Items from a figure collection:
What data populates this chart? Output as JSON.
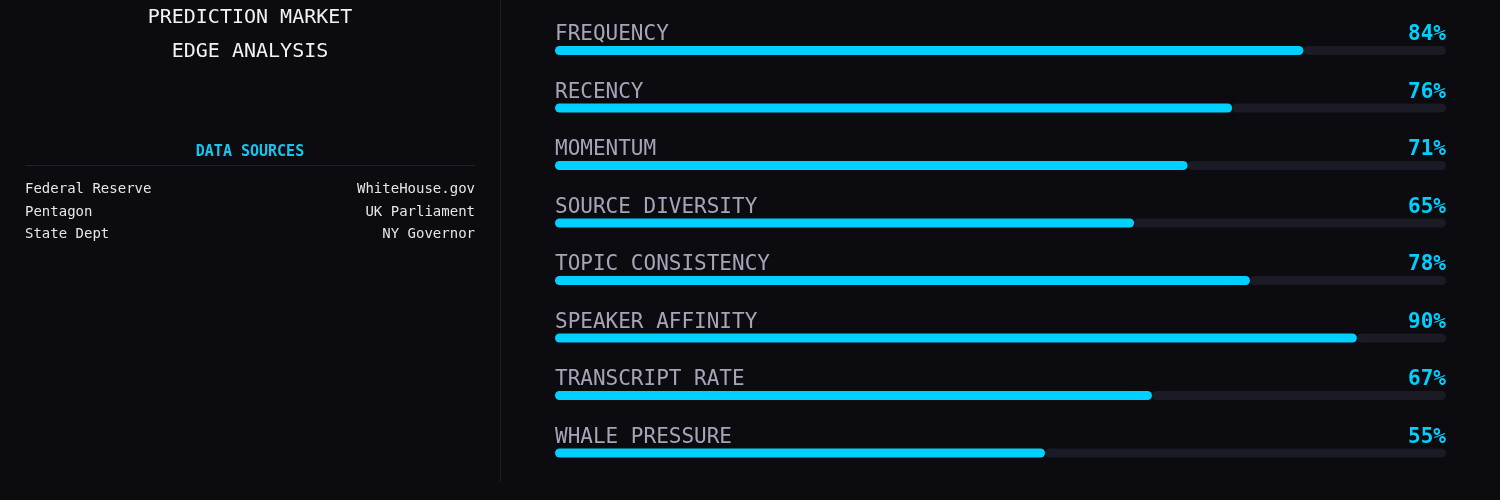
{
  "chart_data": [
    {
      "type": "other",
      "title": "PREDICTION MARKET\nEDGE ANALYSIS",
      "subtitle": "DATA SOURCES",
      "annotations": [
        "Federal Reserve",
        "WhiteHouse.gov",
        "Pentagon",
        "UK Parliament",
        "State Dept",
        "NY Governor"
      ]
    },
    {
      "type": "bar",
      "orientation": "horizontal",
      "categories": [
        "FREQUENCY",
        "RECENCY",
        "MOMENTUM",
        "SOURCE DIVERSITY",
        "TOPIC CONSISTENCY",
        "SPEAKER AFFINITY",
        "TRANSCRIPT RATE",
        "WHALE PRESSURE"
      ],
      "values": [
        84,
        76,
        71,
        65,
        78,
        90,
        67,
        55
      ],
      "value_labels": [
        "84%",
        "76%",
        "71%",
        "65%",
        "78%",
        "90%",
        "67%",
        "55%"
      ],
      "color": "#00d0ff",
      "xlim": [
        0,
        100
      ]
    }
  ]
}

* * *

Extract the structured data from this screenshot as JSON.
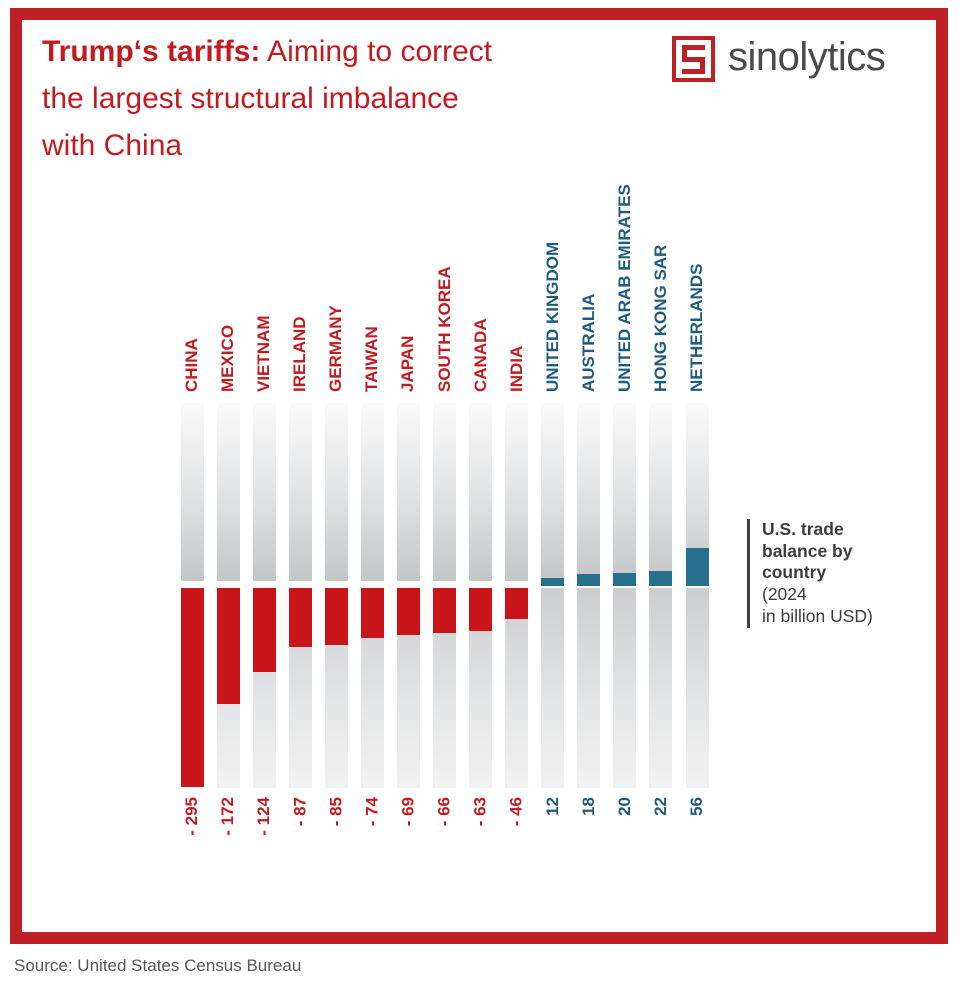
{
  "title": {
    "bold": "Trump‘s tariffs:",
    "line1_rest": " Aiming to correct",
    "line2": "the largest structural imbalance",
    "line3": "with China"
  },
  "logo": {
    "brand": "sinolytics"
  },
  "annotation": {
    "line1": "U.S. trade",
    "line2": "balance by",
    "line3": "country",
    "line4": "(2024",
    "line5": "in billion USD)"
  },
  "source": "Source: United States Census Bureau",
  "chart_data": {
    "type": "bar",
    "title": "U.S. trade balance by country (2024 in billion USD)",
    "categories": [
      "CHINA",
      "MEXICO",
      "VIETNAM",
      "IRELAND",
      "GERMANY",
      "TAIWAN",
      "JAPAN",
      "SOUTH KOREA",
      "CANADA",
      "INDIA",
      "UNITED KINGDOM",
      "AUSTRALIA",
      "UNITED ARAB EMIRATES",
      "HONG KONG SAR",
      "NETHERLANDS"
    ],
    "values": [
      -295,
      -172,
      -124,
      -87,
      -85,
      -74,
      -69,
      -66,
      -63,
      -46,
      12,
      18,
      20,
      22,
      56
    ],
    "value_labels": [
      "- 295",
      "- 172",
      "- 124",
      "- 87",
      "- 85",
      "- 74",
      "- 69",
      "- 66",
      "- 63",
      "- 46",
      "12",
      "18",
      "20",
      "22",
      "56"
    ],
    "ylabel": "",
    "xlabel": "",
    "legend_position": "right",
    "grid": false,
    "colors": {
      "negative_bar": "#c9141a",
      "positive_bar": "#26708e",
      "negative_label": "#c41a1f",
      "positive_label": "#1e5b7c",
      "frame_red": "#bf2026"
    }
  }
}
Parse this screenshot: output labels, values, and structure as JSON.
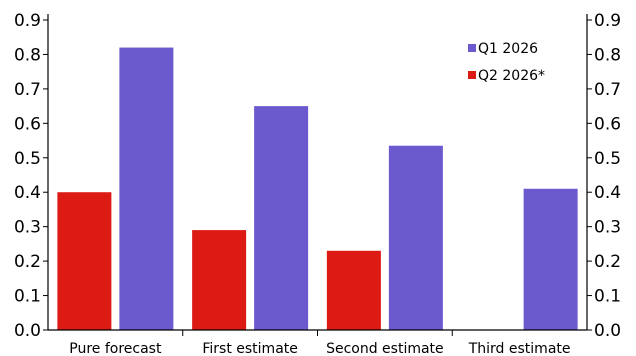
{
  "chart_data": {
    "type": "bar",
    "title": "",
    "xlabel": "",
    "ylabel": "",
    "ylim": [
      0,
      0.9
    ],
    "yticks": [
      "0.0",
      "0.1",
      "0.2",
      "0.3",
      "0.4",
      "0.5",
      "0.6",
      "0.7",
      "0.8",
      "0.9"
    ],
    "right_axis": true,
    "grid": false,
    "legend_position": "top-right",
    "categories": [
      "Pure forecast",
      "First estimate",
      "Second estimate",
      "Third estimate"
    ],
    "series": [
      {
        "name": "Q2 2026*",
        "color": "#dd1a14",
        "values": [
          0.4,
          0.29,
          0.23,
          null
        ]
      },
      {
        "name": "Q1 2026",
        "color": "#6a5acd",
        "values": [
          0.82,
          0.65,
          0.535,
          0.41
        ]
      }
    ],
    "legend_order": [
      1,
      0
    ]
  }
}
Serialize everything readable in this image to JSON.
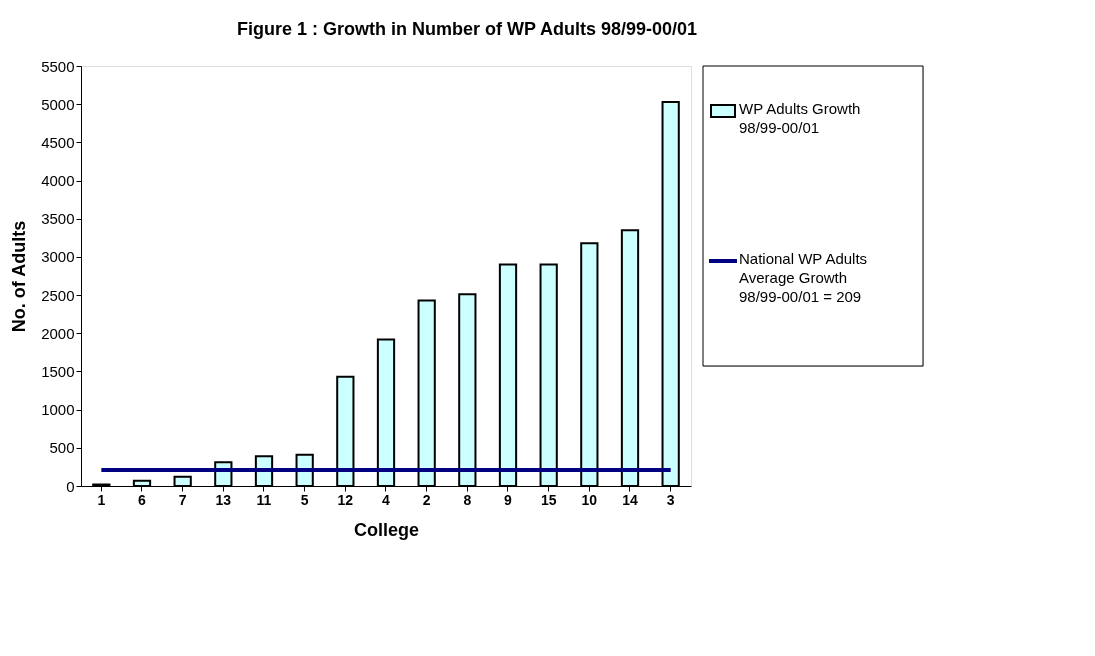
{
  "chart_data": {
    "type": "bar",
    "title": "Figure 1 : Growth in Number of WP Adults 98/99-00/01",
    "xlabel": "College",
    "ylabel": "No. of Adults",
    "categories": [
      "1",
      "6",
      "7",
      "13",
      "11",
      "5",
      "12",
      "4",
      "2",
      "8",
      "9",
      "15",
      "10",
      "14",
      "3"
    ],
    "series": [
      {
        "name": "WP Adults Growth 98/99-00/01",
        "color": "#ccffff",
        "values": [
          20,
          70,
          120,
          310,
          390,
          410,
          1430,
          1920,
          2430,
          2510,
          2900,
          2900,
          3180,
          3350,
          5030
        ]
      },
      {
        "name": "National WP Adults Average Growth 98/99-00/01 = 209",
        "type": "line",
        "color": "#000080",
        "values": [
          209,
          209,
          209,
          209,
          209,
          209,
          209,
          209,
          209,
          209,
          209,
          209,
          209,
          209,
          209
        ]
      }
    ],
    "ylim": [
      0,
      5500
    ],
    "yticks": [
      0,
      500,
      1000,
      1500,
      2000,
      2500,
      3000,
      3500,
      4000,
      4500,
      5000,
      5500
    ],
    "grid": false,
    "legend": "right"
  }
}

...

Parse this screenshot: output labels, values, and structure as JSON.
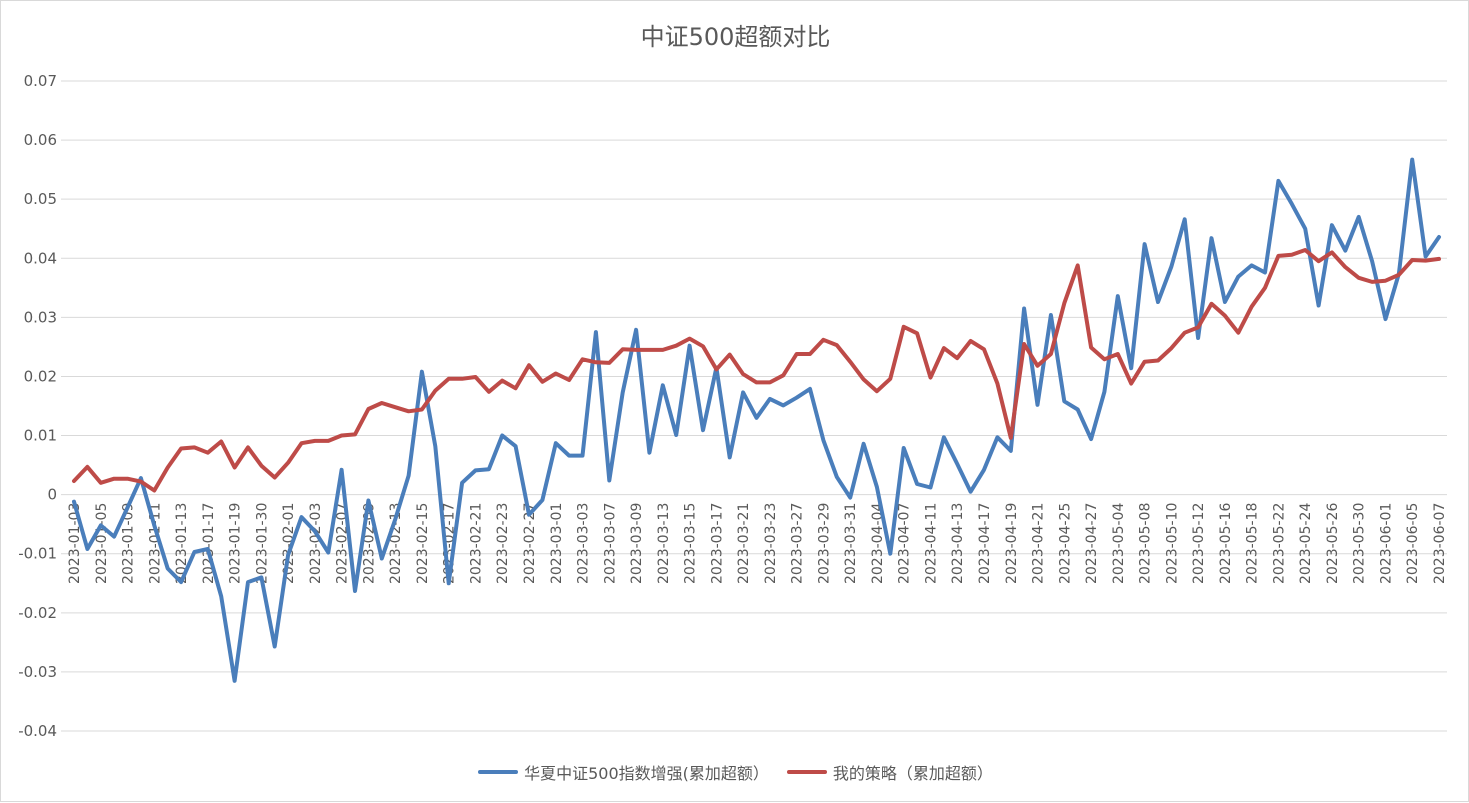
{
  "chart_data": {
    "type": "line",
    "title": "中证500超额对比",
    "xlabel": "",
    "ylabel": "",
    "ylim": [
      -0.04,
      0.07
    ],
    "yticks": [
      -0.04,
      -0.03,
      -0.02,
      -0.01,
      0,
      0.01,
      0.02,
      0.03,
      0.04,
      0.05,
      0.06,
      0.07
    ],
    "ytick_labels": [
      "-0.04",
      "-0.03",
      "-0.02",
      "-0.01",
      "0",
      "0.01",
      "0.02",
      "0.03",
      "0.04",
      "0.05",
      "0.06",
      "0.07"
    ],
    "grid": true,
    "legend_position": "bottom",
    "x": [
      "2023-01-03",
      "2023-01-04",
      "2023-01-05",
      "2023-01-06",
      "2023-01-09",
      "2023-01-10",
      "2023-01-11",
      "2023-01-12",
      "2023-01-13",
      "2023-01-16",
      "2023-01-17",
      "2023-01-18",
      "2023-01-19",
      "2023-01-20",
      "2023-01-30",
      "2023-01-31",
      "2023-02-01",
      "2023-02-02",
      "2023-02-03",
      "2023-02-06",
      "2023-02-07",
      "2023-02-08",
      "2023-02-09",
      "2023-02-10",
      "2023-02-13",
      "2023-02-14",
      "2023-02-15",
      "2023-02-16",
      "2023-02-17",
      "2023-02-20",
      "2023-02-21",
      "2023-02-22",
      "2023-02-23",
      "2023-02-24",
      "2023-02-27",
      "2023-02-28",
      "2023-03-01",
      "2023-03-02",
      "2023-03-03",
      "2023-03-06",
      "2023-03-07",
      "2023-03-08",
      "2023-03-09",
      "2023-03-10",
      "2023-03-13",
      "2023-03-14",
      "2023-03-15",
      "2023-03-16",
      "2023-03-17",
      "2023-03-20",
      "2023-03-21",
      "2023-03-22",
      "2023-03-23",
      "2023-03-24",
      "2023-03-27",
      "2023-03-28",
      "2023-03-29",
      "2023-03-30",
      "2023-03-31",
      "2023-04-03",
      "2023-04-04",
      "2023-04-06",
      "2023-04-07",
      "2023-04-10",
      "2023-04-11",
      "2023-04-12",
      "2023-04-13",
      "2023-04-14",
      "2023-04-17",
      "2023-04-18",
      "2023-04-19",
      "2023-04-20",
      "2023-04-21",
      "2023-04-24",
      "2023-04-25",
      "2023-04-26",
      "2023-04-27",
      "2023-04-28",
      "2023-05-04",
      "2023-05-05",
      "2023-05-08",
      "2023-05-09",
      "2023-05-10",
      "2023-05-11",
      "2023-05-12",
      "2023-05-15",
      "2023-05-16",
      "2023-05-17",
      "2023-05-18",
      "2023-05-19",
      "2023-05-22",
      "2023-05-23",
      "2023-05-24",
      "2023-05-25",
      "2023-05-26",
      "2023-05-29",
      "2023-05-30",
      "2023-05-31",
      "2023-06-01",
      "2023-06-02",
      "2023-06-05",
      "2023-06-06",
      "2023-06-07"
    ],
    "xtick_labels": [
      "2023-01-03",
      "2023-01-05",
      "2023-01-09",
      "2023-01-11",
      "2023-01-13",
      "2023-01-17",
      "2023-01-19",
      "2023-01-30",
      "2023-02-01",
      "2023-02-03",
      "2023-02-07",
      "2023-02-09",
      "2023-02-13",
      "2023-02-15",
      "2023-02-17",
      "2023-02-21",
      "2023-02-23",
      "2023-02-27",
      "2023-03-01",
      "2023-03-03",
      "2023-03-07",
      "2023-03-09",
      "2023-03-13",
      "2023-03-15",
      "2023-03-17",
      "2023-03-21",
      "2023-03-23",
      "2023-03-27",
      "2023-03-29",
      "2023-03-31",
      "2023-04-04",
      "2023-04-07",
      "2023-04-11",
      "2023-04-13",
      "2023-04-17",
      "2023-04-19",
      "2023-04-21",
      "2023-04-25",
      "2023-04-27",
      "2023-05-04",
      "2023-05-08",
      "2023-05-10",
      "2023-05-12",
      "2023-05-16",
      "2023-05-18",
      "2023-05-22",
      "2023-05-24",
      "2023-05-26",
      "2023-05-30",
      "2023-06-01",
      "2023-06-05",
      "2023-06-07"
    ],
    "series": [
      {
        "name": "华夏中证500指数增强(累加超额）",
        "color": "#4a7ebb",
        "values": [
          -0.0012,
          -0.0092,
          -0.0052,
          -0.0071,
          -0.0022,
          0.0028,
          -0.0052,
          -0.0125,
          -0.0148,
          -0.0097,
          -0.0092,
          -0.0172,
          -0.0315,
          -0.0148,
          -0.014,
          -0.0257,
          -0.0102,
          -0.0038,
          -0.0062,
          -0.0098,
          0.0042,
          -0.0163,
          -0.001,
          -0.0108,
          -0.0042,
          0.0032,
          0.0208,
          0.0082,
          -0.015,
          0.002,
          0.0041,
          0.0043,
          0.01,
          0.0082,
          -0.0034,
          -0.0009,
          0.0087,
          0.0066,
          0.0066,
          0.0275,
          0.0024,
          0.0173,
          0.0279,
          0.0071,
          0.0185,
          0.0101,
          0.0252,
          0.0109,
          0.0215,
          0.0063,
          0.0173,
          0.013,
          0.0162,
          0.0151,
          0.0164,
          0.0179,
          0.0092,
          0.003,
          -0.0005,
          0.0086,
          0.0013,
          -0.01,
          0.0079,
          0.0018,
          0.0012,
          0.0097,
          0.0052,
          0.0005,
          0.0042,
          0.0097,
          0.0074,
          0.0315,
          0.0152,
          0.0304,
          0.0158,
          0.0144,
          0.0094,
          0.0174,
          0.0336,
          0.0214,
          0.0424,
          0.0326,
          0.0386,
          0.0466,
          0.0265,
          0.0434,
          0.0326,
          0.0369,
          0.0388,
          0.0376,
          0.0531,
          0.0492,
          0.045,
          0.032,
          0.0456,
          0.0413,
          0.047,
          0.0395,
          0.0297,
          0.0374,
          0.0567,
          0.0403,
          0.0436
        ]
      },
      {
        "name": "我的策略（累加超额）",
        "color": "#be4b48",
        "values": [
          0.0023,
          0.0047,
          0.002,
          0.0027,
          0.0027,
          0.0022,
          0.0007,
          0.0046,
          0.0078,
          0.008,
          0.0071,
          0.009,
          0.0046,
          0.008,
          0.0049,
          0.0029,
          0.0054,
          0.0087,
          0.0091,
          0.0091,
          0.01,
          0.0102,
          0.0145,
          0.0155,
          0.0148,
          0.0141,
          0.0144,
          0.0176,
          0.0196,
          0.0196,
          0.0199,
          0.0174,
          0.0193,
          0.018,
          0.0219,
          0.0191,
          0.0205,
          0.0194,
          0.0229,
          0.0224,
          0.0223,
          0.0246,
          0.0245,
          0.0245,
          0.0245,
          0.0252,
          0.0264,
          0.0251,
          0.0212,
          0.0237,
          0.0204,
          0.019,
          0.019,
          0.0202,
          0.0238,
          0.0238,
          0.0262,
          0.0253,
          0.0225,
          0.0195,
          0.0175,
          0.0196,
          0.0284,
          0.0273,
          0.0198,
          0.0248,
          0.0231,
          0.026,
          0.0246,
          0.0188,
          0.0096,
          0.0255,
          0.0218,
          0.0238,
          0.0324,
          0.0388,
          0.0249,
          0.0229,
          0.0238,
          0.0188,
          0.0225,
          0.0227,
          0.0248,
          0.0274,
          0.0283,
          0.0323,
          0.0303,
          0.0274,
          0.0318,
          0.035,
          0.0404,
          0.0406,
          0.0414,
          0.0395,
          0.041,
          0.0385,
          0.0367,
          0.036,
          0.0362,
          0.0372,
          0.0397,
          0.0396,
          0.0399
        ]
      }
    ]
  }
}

WHAT THIS TASK INVOLVES: Identify all lines where the word "billion" shows up. Copy them.

EXERCISE RESPONSE:
    "line5": "in billion USD)"
    "title": "U.S. trade balance by country (2024 in billion USD)",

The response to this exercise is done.